→ **Required task**
The material below should be written out in full and exactly; pictures stay out of the copy.
============================================================
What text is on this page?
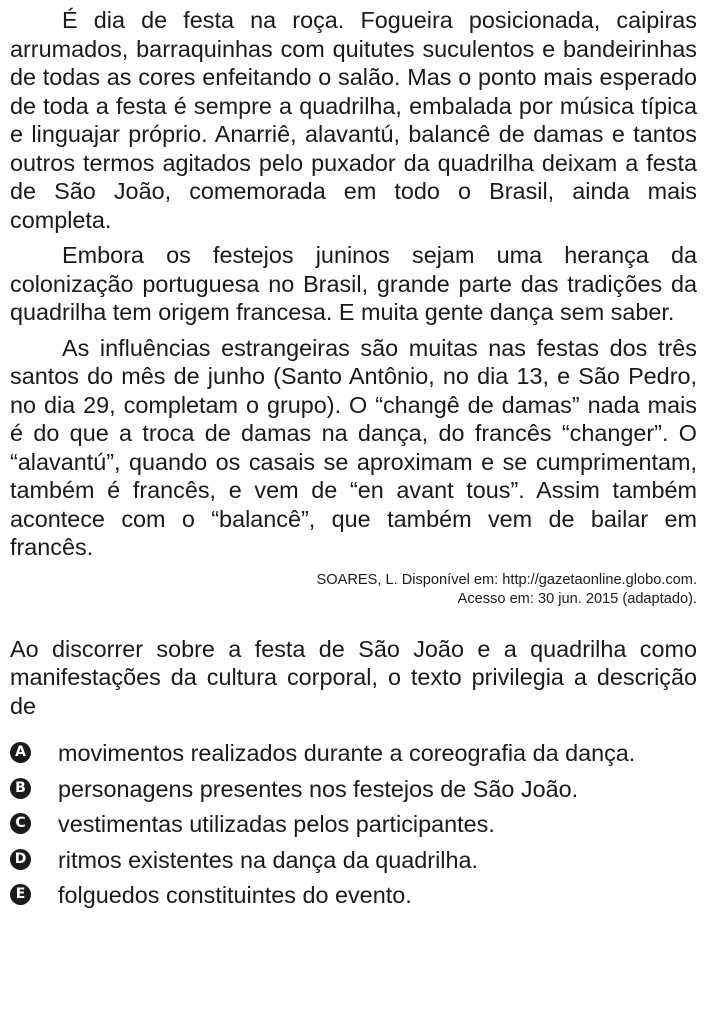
É dia de festa na roça. Fogueira posicionada, caipiras arrumados, barraquinhas com quitutes suculentos e bandeirinhas de todas as cores enfeitando o salão. Mas o ponto mais esperado de toda a festa é sempre a quadrilha, embalada por música típica e linguajar próprio. Anarriê, alavantú, balancê de damas e tantos outros termos agitados pelo puxador da quadrilha deixam a festa de São João, comemorada em todo o Brasil, ainda mais completa.

Embora os festejos juninos sejam uma herança da colonização portuguesa no Brasil, grande parte das tradições da quadrilha tem origem francesa. E muita gente dança sem saber.

As influências estrangeiras são muitas nas festas dos três santos do mês de junho (Santo Antônio, no dia 13, e São Pedro, no dia 29, completam o grupo). O “changê de damas” nada mais é do que a troca de damas na dança, do francês “changer”. O “alavantú”, quando os casais se aproximam e se cumprimentam, também é francês, e vem de “en avant tous”. Assim também acontece com o “balancê”, que também vem de bailar em francês.

SOARES, L. Disponível em: http://gazetaonline.globo.com.
Acesso em: 30 jun. 2015 (adaptado).

Ao discorrer sobre a festa de São João e a quadrilha como manifestações da cultura corporal, o texto privilegia a descrição de

A movimentos realizados durante a coreografia da dança.
B personagens presentes nos festejos de São João.
C vestimentas utilizadas pelos participantes.
D ritmos existentes na dança da quadrilha.
E folguedos constituintes do evento.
============================================================
→ **Finished task**
What text is on this page?
É dia de festa na roça. Fogueira posicionada, caipiras arrumados, barraquinhas com quitutes suculentos e bandeirinhas de todas as cores enfeitando o salão. Mas o ponto mais esperado de toda a festa é sempre a quadrilha, embalada por música típica e linguajar próprio. Anarriê, alavantú, balancê de damas e tantos outros termos agitados pelo puxador da quadrilha deixam a festa de São João, comemorada em todo o Brasil, ainda mais completa.

Embora os festejos juninos sejam uma herança da colonização portuguesa no Brasil, grande parte das tradições da quadrilha tem origem francesa. E muita gente dança sem saber.

As influências estrangeiras são muitas nas festas dos três santos do mês de junho (Santo Antônio, no dia 13, e São Pedro, no dia 29, completam o grupo). O “changê de damas” nada mais é do que a troca de damas na dança, do francês “changer”. O “alavantú”, quando os casais se aproximam e se cumprimentam, também é francês, e vem de “en avant tous”. Assim também acontece com o “balancê”, que também vem de bailar em francês.

SOARES, L. Disponível em: http://gazetaonline.globo.com.
Acesso em: 30 jun. 2015 (adaptado).

Ao discorrer sobre a festa de São João e a quadrilha como manifestações da cultura corporal, o texto privilegia a descrição de

A movimentos realizados durante a coreografia da dança.
B personagens presentes nos festejos de São João.
C vestimentas utilizadas pelos participantes.
D ritmos existentes na dança da quadrilha.
E folguedos constituintes do evento.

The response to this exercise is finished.